Requirements: Return the count of lines that hold the string "this", with no other words.

Dataset entries
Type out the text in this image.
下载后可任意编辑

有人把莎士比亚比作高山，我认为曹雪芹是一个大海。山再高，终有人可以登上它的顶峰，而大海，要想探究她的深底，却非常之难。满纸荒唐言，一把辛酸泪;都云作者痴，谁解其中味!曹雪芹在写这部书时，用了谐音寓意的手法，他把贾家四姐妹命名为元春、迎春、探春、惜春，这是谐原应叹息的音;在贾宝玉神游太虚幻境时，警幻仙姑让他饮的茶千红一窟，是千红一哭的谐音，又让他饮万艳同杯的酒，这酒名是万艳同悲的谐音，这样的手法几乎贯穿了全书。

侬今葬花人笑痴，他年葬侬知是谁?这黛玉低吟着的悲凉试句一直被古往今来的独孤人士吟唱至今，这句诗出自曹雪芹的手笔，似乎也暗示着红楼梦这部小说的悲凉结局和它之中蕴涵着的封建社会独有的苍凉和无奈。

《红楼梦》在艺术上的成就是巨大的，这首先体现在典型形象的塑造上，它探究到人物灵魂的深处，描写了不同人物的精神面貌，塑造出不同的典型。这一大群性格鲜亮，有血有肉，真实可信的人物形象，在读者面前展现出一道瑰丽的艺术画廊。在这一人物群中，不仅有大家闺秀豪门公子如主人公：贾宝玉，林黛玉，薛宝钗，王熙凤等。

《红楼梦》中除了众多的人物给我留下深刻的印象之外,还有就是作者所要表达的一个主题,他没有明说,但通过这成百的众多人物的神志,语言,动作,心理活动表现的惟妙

---

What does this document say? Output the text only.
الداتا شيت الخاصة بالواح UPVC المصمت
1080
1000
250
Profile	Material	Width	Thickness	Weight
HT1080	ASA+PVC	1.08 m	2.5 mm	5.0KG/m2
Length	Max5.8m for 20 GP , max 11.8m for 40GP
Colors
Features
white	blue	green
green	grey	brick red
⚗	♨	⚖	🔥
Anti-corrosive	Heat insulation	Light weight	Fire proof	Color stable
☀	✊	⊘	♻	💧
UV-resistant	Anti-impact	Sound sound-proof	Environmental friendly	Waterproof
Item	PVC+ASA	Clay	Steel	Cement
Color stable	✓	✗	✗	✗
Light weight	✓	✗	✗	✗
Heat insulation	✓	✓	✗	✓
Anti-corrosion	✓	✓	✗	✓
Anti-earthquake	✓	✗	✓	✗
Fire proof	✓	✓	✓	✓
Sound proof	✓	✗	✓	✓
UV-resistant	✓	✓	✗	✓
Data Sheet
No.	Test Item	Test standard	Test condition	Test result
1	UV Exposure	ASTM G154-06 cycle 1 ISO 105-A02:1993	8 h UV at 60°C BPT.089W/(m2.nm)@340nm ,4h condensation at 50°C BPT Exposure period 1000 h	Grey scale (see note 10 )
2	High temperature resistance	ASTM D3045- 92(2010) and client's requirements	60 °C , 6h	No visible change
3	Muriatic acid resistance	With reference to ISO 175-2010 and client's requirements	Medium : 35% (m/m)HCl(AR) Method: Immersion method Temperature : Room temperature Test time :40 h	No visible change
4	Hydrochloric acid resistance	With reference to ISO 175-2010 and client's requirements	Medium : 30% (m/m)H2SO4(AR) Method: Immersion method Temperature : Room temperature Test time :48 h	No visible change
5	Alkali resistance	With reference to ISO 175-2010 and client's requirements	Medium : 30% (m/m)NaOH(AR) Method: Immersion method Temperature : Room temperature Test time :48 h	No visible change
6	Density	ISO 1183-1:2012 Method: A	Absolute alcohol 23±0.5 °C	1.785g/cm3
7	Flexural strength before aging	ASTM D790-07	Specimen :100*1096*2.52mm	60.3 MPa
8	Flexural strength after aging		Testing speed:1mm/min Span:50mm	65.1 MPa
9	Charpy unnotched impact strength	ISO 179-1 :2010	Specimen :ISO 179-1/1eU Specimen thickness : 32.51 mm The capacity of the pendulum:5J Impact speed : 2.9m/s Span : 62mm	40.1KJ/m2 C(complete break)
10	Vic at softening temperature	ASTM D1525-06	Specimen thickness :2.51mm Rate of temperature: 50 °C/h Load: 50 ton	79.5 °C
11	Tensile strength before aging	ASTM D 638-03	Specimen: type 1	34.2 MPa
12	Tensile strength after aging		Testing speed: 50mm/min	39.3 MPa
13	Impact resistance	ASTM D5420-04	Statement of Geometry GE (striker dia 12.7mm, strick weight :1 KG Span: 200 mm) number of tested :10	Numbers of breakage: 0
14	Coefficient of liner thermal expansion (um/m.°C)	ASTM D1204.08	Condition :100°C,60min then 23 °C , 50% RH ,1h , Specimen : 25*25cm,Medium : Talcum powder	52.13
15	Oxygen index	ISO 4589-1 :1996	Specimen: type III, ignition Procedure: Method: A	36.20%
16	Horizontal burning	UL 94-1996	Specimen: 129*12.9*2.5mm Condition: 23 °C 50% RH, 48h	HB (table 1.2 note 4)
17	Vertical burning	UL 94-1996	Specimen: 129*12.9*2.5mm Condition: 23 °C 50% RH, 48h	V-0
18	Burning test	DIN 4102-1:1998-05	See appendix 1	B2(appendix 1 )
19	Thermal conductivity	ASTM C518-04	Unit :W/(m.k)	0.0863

* * *

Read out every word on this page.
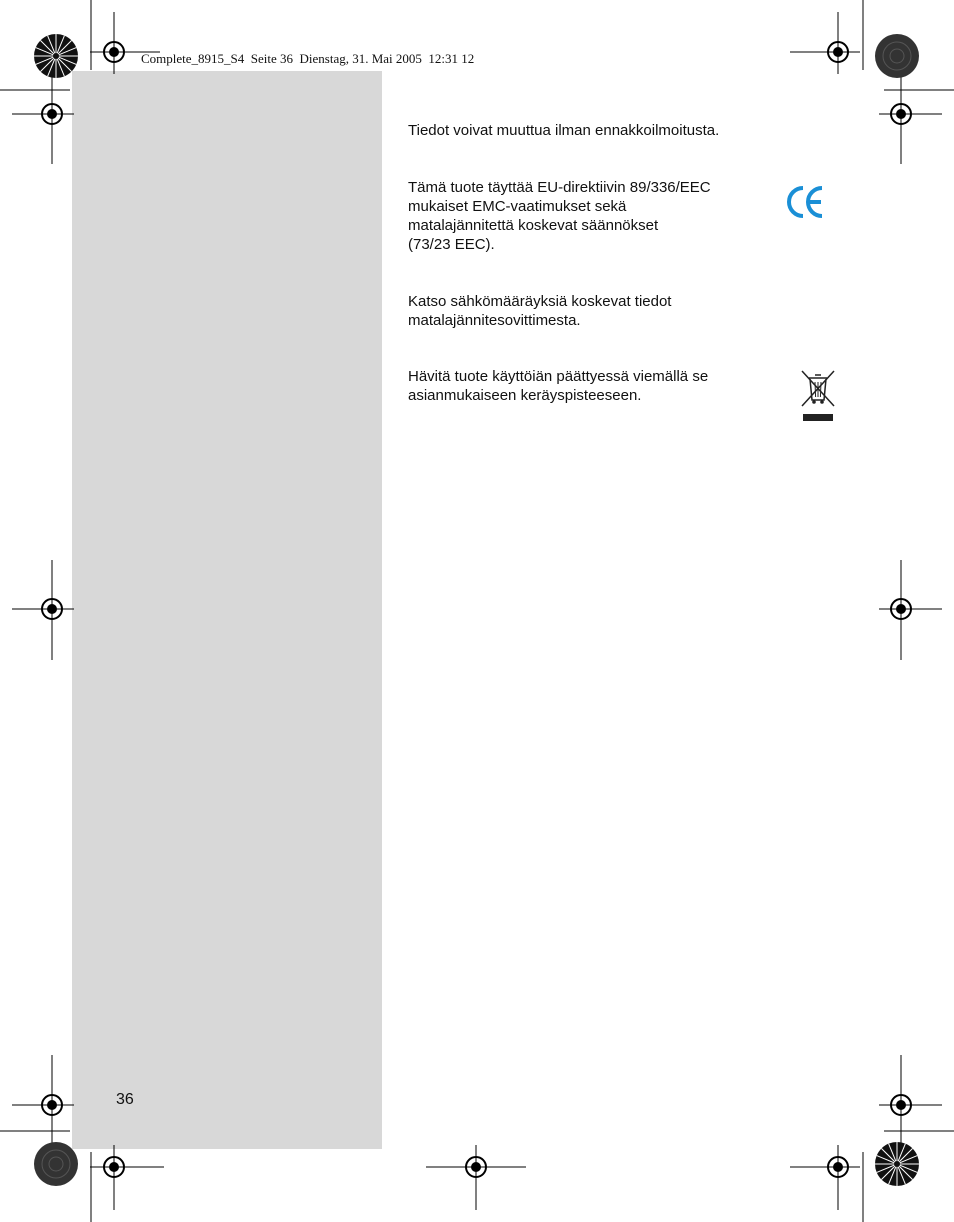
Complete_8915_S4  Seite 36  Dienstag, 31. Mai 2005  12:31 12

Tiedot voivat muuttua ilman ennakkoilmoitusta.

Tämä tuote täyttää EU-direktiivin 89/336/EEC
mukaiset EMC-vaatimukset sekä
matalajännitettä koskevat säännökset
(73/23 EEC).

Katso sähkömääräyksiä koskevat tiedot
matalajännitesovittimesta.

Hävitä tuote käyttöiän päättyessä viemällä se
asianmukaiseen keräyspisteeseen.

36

Task result: 3